RECORDS FOR THIS TASK:
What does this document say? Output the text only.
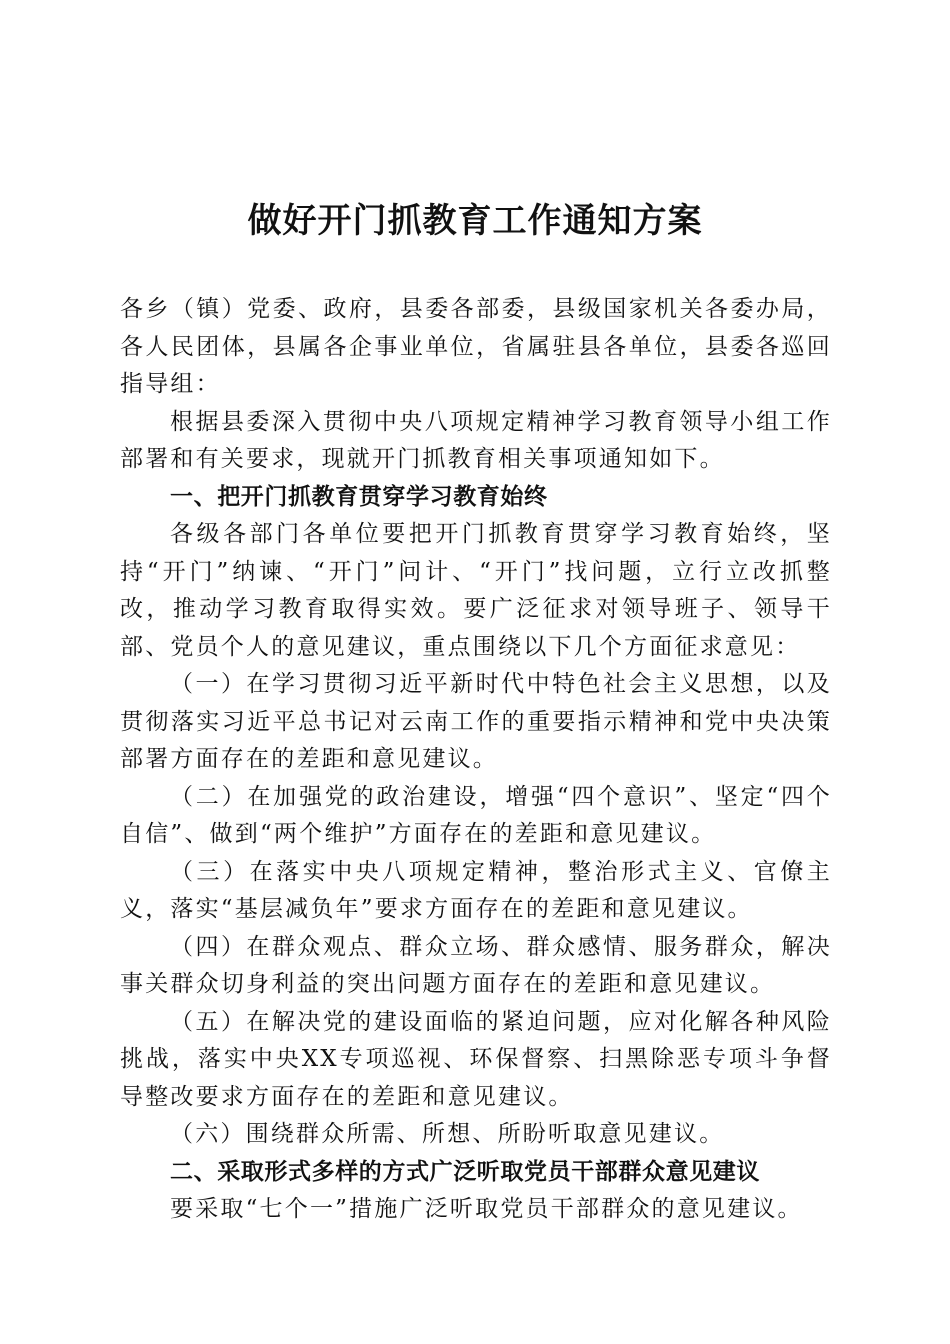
做好开门抓教育工作通知方案

各乡（镇）党委、政府，县委各部委，县级国家机关各委办局，各人民团体，县属各企事业单位，省属驻县各单位，县委各巡回指导组：

根据县委深入贯彻中央八项规定精神学习教育领导小组工作部署和有关要求，现就开门抓教育相关事项通知如下。

一、把开门抓教育贯穿学习教育始终

各级各部门各单位要把开门抓教育贯穿学习教育始终，坚持“开门”纳谏、“开门”问计、“开门”找问题，立行立改抓整改，推动学习教育取得实效。要广泛征求对领导班子、领导干部、党员个人的意见建议，重点围绕以下几个方面征求意见：

（一）在学习贯彻习近平新时代中特色社会主义思想，以及贯彻落实习近平总书记对云南工作的重要指示精神和党中央决策部署方面存在的差距和意见建议。

（二）在加强党的政治建设，增强“四个意识”、坚定“四个自信”、做到“两个维护”方面存在的差距和意见建议。

（三）在落实中央八项规定精神，整治形式主义、官僚主义，落实“基层减负年”要求方面存在的差距和意见建议。

（四）在群众观点、群众立场、群众感情、服务群众，解决事关群众切身利益的突出问题方面存在的差距和意见建议。

（五）在解决党的建设面临的紧迫问题，应对化解各种风险挑战，落实中央XX专项巡视、环保督察、扫黑除恶专项斗争督导整改要求方面存在的差距和意见建议。

（六）围绕群众所需、所想、所盼听取意见建议。

二、采取形式多样的方式广泛听取党员干部群众意见建议

要采取“七个一”措施广泛听取党员干部群众的意见建议。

SHORT TASK: Reproduce the records verbatim, omitting all images they contain.

TASK RESPONSE:
What does this document say? Output the text only.
做好开门抓教育工作通知方案

各乡（镇）党委、政府，县委各部委，县级国家机关各委办局，各人民团体，县属各企事业单位，省属驻县各单位，县委各巡回指导组：

根据县委深入贯彻中央八项规定精神学习教育领导小组工作部署和有关要求，现就开门抓教育相关事项通知如下。

一、把开门抓教育贯穿学习教育始终

各级各部门各单位要把开门抓教育贯穿学习教育始终，坚持“开门”纳谏、“开门”问计、“开门”找问题，立行立改抓整改，推动学习教育取得实效。要广泛征求对领导班子、领导干部、党员个人的意见建议，重点围绕以下几个方面征求意见：

（一）在学习贯彻习近平新时代中特色社会主义思想，以及贯彻落实习近平总书记对云南工作的重要指示精神和党中央决策部署方面存在的差距和意见建议。

（二）在加强党的政治建设，增强“四个意识”、坚定“四个自信”、做到“两个维护”方面存在的差距和意见建议。

（三）在落实中央八项规定精神，整治形式主义、官僚主义，落实“基层减负年”要求方面存在的差距和意见建议。

（四）在群众观点、群众立场、群众感情、服务群众，解决事关群众切身利益的突出问题方面存在的差距和意见建议。

（五）在解决党的建设面临的紧迫问题，应对化解各种风险挑战，落实中央XX专项巡视、环保督察、扫黑除恶专项斗争督导整改要求方面存在的差距和意见建议。

（六）围绕群众所需、所想、所盼听取意见建议。

二、采取形式多样的方式广泛听取党员干部群众意见建议

要采取“七个一”措施广泛听取党员干部群众的意见建议。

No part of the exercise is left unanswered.